SET TASK: Go through the lines below. Copy those with "министерство".

---+---

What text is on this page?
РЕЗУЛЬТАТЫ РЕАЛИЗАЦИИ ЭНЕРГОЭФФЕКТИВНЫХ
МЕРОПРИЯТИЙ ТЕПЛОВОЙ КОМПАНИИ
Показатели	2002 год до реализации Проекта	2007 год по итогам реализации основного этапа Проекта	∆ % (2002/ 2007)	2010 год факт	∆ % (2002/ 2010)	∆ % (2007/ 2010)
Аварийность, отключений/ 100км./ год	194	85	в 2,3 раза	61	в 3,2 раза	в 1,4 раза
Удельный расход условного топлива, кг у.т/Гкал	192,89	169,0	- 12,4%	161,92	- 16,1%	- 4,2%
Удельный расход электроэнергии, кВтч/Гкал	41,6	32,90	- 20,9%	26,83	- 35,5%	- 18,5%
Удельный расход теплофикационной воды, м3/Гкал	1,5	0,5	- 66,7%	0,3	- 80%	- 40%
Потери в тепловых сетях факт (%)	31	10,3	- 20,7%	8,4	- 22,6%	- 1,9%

---+---

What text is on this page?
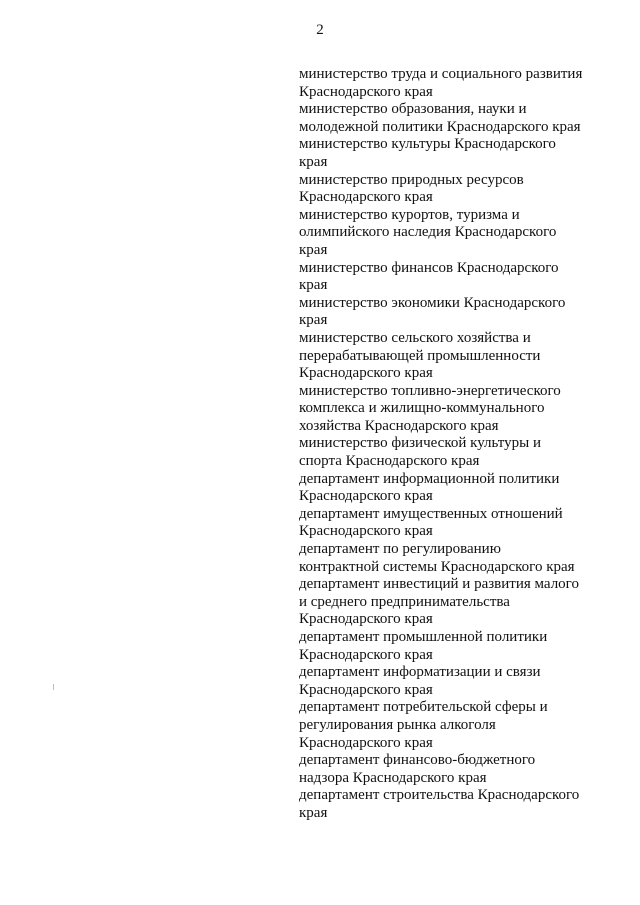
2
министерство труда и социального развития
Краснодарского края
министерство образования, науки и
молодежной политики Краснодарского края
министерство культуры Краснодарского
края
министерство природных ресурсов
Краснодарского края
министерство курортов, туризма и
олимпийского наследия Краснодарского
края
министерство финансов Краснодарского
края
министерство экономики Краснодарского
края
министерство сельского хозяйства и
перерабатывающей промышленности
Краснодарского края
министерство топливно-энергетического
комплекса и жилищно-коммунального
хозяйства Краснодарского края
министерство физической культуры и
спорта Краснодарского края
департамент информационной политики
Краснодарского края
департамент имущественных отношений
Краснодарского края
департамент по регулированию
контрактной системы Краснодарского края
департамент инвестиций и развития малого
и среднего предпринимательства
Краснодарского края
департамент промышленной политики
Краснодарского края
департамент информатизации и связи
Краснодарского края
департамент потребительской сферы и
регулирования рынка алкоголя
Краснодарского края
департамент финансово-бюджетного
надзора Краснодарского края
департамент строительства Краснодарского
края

---+---

SOLVED PROBLEM:
министерство труда и социального развития
министерство образования, науки и
министерство культуры Краснодарского
министерство природных ресурсов
министерство курортов, туризма и
министерство финансов Краснодарского
министерство экономики Краснодарского
министерство сельского хозяйства и
министерство топливно-энергетического
министерство физической культуры и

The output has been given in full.